Exercise:
Tally the lines below that contain the word "game", and give only that number.

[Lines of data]
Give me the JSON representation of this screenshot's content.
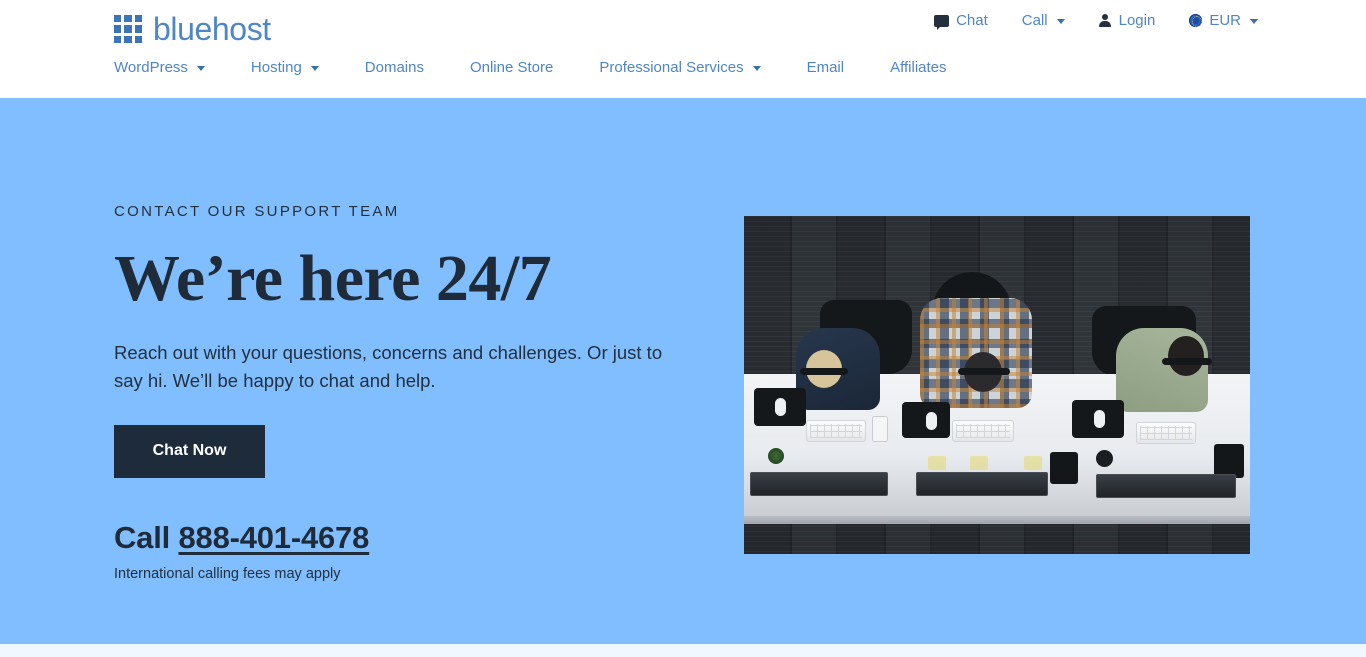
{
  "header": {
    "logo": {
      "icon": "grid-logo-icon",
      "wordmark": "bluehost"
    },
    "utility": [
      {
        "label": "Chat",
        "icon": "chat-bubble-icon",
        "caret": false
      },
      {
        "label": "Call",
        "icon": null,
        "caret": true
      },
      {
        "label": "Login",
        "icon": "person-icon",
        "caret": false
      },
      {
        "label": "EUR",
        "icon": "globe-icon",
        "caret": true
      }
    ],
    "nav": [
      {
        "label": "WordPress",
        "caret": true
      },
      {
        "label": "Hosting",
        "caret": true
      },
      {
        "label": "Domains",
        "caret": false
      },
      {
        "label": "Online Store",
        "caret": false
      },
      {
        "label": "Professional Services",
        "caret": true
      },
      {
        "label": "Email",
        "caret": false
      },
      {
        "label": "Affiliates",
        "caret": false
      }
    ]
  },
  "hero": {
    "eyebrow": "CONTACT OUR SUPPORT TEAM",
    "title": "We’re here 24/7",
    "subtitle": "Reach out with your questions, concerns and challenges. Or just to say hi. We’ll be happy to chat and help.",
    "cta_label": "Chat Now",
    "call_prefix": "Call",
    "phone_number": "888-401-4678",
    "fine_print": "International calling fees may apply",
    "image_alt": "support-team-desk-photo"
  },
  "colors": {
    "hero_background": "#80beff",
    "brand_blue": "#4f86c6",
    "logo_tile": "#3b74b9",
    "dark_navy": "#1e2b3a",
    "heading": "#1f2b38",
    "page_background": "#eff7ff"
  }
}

---

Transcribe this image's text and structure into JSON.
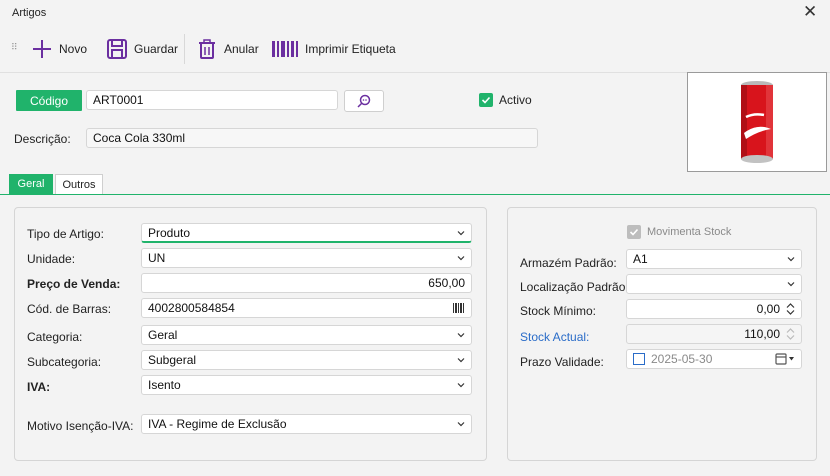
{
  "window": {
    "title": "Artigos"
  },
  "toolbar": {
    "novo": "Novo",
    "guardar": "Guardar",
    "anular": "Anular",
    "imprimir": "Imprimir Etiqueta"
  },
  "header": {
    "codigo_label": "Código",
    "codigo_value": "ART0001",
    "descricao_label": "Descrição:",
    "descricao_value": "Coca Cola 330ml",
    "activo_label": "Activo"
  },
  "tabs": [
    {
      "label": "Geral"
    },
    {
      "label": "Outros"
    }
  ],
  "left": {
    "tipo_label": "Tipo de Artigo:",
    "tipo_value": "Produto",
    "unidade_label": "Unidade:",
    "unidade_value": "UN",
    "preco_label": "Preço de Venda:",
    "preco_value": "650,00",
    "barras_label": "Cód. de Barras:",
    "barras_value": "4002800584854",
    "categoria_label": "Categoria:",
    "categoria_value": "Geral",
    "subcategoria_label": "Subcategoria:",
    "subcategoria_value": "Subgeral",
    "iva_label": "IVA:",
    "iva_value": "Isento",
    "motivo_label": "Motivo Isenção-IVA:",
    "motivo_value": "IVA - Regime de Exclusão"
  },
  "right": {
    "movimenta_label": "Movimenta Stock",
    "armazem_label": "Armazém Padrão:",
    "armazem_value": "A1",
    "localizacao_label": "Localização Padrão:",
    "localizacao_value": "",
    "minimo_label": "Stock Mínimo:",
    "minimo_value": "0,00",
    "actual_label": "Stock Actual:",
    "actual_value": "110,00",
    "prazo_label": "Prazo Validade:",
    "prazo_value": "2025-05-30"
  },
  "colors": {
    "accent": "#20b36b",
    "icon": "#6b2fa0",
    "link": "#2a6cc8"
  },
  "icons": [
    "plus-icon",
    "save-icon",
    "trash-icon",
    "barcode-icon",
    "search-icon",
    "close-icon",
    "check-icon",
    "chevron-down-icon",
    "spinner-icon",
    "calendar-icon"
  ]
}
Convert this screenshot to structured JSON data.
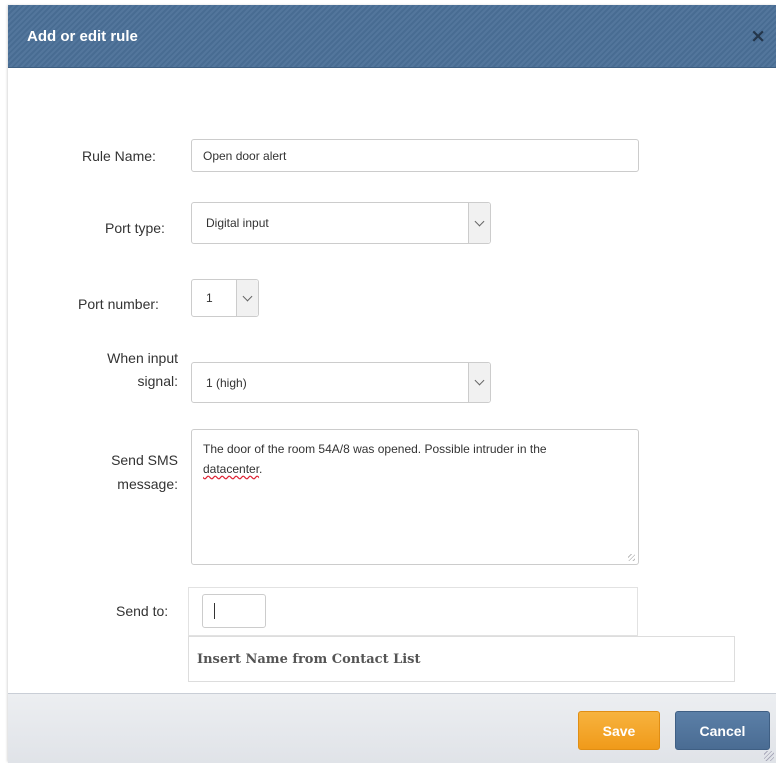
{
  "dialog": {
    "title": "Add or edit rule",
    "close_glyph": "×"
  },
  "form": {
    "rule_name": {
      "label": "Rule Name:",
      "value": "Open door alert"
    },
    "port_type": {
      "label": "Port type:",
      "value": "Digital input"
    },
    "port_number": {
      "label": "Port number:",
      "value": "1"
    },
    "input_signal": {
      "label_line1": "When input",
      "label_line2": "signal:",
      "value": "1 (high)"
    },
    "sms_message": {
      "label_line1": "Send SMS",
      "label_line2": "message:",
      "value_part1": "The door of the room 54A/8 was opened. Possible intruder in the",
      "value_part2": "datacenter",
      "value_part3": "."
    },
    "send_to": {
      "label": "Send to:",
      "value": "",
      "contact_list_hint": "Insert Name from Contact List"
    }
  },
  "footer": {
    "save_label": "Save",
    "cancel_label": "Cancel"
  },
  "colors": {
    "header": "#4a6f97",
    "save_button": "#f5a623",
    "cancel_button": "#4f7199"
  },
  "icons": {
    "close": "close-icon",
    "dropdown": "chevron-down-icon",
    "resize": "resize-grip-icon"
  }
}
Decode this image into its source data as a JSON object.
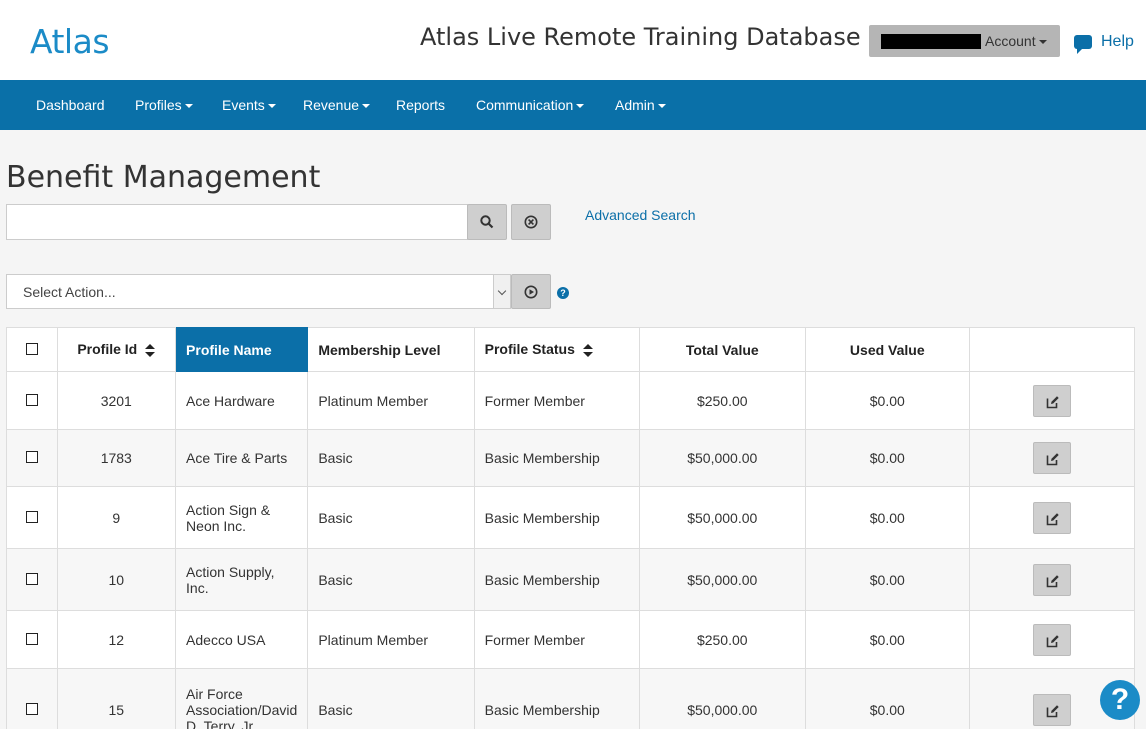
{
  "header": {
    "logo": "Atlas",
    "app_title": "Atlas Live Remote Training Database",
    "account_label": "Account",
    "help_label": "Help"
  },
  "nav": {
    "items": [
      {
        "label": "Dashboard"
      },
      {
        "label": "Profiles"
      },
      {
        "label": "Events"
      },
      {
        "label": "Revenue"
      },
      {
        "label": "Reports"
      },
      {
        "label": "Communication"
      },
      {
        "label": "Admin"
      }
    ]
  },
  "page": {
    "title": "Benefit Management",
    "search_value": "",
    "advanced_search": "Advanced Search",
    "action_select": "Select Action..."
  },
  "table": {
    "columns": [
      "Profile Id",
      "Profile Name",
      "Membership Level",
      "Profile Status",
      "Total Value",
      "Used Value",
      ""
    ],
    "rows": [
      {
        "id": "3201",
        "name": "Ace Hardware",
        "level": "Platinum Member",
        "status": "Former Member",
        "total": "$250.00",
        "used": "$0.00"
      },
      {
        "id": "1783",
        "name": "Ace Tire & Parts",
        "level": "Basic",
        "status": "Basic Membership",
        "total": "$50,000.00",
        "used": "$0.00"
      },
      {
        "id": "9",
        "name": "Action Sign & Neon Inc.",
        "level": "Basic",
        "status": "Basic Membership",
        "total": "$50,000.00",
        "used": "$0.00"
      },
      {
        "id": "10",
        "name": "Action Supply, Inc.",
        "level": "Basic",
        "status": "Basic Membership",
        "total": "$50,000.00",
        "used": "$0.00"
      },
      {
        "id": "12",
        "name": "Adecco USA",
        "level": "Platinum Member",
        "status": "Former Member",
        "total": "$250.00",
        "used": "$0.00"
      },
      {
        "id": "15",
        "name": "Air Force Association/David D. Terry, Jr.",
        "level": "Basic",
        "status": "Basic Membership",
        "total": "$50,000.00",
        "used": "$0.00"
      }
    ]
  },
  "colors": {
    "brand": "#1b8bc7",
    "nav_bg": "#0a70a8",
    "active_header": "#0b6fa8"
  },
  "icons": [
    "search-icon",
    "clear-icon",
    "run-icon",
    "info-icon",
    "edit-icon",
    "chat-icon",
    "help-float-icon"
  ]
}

--

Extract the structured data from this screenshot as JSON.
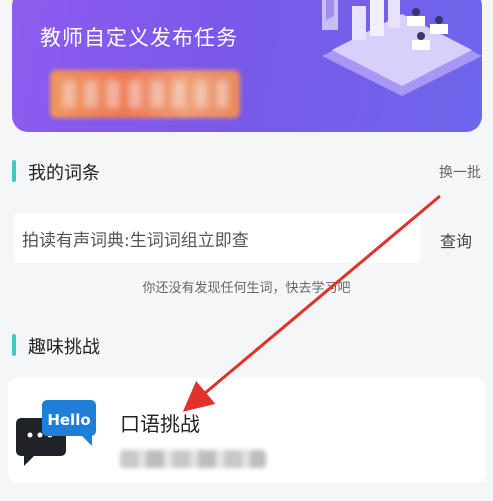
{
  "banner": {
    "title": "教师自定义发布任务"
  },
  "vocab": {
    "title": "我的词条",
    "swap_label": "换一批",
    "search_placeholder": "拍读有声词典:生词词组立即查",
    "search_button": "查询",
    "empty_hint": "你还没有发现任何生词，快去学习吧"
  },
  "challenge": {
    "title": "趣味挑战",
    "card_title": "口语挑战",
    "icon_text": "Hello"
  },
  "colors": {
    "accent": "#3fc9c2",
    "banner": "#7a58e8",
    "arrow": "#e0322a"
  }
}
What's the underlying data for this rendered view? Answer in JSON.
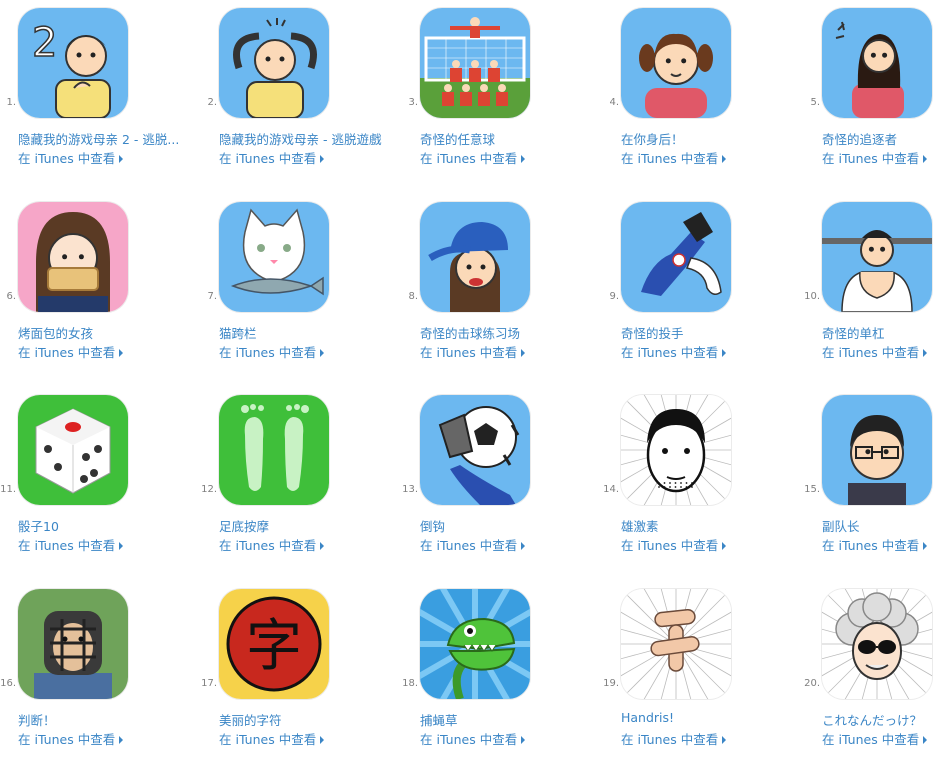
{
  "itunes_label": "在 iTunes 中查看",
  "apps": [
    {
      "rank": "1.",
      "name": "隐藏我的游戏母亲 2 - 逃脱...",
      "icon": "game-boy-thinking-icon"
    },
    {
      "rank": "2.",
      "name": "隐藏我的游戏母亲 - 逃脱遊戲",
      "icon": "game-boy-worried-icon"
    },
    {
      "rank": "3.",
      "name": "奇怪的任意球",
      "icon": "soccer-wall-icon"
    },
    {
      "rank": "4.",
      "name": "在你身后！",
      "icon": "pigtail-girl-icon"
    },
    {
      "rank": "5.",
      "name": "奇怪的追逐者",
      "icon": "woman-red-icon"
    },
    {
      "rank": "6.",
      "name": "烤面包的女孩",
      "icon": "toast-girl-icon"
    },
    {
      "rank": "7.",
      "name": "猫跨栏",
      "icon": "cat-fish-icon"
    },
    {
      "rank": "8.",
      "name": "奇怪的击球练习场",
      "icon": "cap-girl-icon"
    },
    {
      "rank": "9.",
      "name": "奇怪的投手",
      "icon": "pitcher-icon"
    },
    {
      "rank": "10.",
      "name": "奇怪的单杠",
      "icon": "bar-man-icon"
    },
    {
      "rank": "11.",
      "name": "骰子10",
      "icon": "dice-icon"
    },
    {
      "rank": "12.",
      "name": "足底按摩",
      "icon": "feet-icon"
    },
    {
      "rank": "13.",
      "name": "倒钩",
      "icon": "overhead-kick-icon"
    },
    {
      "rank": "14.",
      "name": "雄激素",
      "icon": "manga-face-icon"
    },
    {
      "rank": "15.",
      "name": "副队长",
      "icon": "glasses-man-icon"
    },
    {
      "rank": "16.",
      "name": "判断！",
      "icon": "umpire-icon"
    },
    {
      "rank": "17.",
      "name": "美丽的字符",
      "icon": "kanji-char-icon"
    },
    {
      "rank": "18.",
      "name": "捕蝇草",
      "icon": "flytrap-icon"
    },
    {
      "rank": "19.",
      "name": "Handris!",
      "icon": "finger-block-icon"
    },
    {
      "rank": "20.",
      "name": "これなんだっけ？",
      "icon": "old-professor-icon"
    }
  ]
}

Exercise response:
2